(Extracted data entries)
———

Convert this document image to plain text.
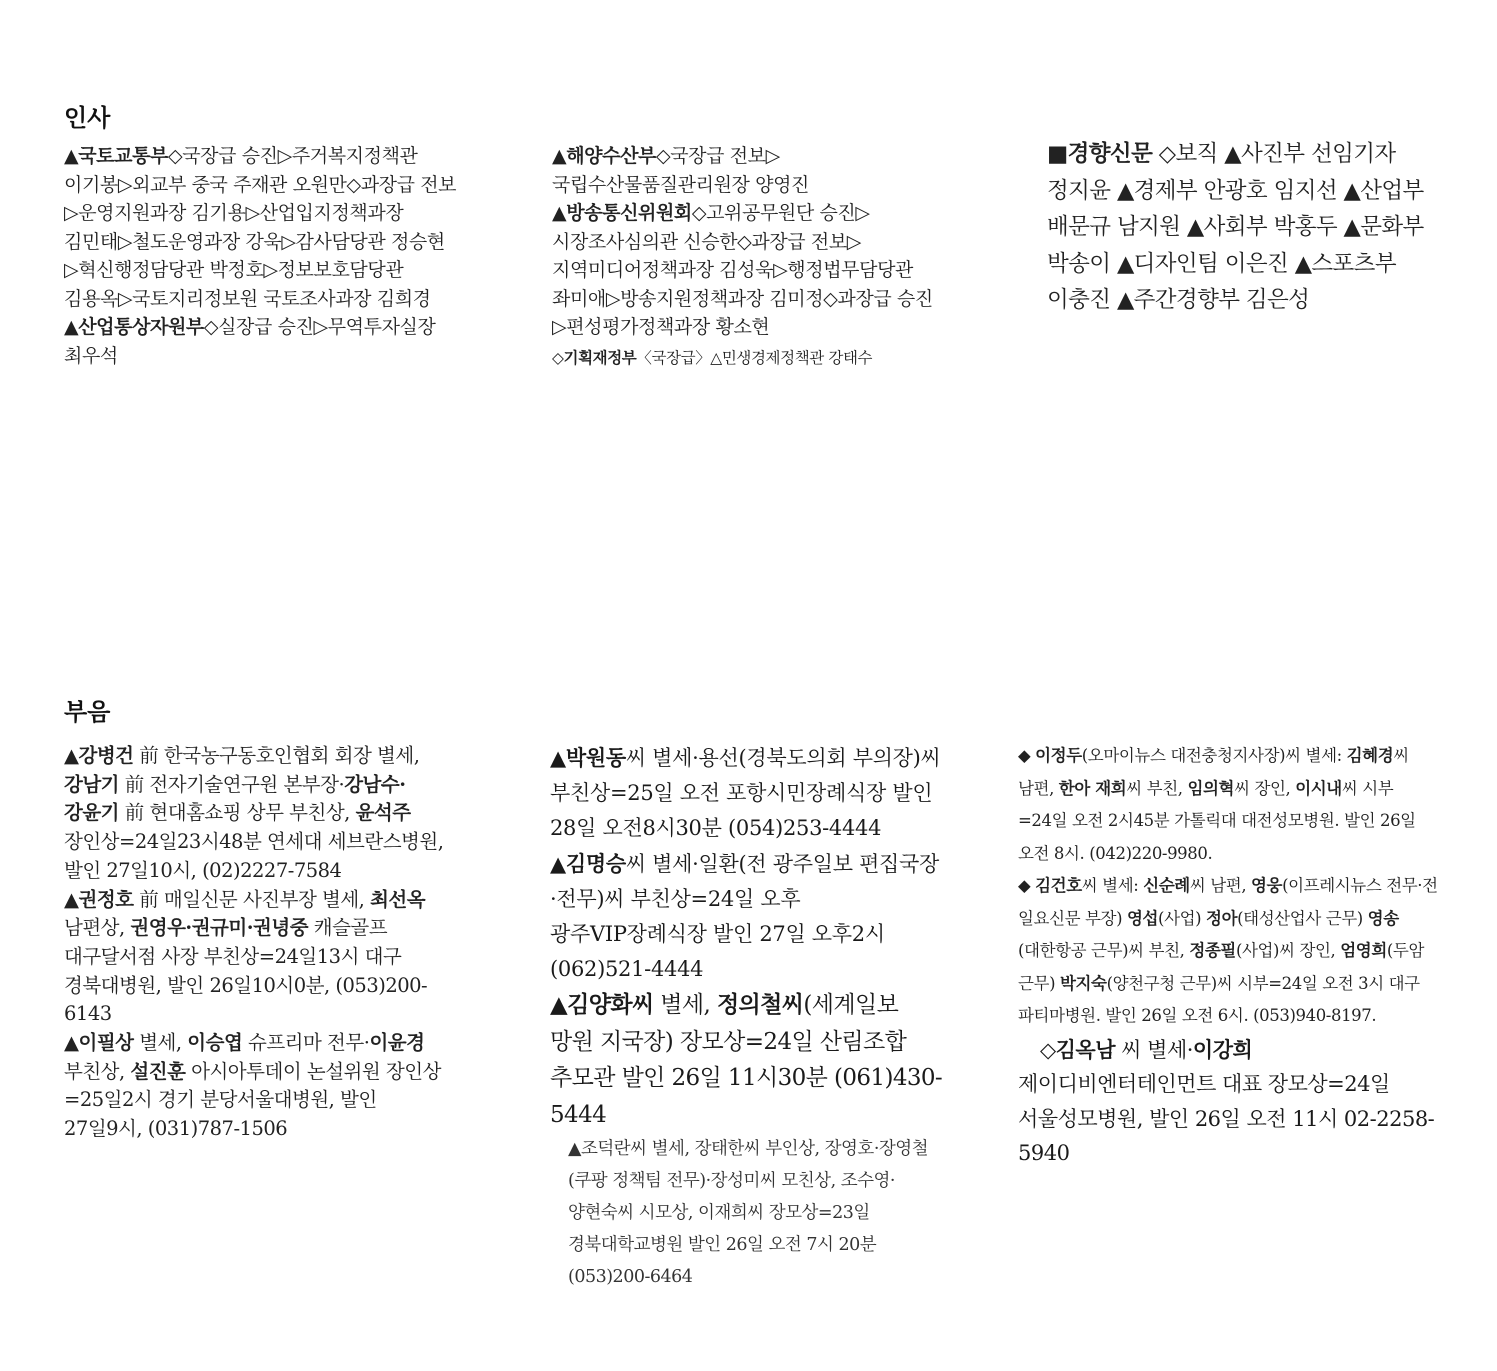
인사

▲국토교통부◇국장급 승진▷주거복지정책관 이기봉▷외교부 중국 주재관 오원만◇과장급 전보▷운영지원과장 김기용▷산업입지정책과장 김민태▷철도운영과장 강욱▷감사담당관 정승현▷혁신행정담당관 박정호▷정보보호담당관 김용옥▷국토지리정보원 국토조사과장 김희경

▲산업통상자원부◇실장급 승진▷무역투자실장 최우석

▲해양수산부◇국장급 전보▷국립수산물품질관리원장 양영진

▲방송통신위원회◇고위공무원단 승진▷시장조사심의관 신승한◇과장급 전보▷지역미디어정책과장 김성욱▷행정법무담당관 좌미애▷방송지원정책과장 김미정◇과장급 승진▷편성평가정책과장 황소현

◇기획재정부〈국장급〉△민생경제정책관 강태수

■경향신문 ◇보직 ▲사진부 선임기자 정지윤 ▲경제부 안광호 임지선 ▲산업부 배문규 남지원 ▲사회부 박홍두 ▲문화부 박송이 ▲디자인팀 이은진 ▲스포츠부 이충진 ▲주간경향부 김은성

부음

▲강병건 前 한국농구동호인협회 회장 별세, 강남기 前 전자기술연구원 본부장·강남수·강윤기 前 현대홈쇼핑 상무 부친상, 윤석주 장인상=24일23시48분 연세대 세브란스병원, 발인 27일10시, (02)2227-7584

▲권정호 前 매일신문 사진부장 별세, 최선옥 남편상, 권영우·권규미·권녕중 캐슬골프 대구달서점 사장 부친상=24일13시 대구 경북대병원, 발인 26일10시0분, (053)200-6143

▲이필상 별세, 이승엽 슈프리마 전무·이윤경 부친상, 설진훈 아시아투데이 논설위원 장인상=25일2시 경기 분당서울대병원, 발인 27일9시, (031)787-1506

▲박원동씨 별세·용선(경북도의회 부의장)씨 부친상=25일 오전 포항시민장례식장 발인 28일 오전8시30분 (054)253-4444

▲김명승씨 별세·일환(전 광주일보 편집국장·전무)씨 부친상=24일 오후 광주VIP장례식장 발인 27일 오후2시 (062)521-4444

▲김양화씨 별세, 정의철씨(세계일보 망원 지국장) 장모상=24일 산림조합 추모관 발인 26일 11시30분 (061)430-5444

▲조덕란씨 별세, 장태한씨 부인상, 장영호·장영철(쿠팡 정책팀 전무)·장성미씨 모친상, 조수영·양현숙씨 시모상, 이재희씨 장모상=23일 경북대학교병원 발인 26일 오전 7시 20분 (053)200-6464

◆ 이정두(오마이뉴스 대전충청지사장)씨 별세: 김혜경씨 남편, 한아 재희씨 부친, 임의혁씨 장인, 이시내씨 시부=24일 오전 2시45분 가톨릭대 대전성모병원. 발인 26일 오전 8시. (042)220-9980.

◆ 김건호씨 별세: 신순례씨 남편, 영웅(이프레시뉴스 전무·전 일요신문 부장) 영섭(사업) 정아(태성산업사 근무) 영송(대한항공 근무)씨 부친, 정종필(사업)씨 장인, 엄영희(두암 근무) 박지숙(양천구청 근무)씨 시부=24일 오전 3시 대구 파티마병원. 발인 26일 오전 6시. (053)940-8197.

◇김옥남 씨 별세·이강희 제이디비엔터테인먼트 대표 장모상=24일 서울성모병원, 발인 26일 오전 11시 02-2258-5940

———

● **Task to carry out**
Repeat the material above verbatim, with no pictures in the output.

● **In response**
Convert this document image to plain text.
인사

▲국토교통부◇국장급 승진▷주거복지정책관 이기봉▷외교부 중국 주재관 오원만◇과장급 전보▷운영지원과장 김기용▷산업입지정책과장 김민태▷철도운영과장 강욱▷감사담당관 정승현▷혁신행정담당관 박정호▷정보보호담당관 김용옥▷국토지리정보원 국토조사과장 김희경

▲산업통상자원부◇실장급 승진▷무역투자실장 최우석

▲해양수산부◇국장급 전보▷국립수산물품질관리원장 양영진

▲방송통신위원회◇고위공무원단 승진▷시장조사심의관 신승한◇과장급 전보▷지역미디어정책과장 김성욱▷행정법무담당관 좌미애▷방송지원정책과장 김미정◇과장급 승진▷편성평가정책과장 황소현

◇기획재정부〈국장급〉△민생경제정책관 강태수

■경향신문 ◇보직 ▲사진부 선임기자 정지윤 ▲경제부 안광호 임지선 ▲산업부 배문규 남지원 ▲사회부 박홍두 ▲문화부 박송이 ▲디자인팀 이은진 ▲스포츠부 이충진 ▲주간경향부 김은성

부음

▲강병건 前 한국농구동호인협회 회장 별세, 강남기 前 전자기술연구원 본부장·강남수·강윤기 前 현대홈쇼핑 상무 부친상, 윤석주 장인상=24일23시48분 연세대 세브란스병원, 발인 27일10시, (02)2227-7584

▲권정호 前 매일신문 사진부장 별세, 최선옥 남편상, 권영우·권규미·권녕중 캐슬골프 대구달서점 사장 부친상=24일13시 대구 경북대병원, 발인 26일10시0분, (053)200-6143

▲이필상 별세, 이승엽 슈프리마 전무·이윤경 부친상, 설진훈 아시아투데이 논설위원 장인상=25일2시 경기 분당서울대병원, 발인 27일9시, (031)787-1506

▲박원동씨 별세·용선(경북도의회 부의장)씨 부친상=25일 오전 포항시민장례식장 발인 28일 오전8시30분 (054)253-4444

▲김명승씨 별세·일환(전 광주일보 편집국장·전무)씨 부친상=24일 오후 광주VIP장례식장 발인 27일 오후2시 (062)521-4444

▲김양화씨 별세, 정의철씨(세계일보 망원 지국장) 장모상=24일 산림조합 추모관 발인 26일 11시30분 (061)430-5444

▲조덕란씨 별세, 장태한씨 부인상, 장영호·장영철(쿠팡 정책팀 전무)·장성미씨 모친상, 조수영·양현숙씨 시모상, 이재희씨 장모상=23일 경북대학교병원 발인 26일 오전 7시 20분 (053)200-6464

◆ 이정두(오마이뉴스 대전충청지사장)씨 별세: 김혜경씨 남편, 한아 재희씨 부친, 임의혁씨 장인, 이시내씨 시부=24일 오전 2시45분 가톨릭대 대전성모병원. 발인 26일 오전 8시. (042)220-9980.

◆ 김건호씨 별세: 신순례씨 남편, 영웅(이프레시뉴스 전무·전 일요신문 부장) 영섭(사업) 정아(태성산업사 근무) 영송(대한항공 근무)씨 부친, 정종필(사업)씨 장인, 엄영희(두암 근무) 박지숙(양천구청 근무)씨 시부=24일 오전 3시 대구 파티마병원. 발인 26일 오전 6시. (053)940-8197.

◇김옥남 씨 별세·이강희 제이디비엔터테인먼트 대표 장모상=24일 서울성모병원, 발인 26일 오전 11시 02-2258-5940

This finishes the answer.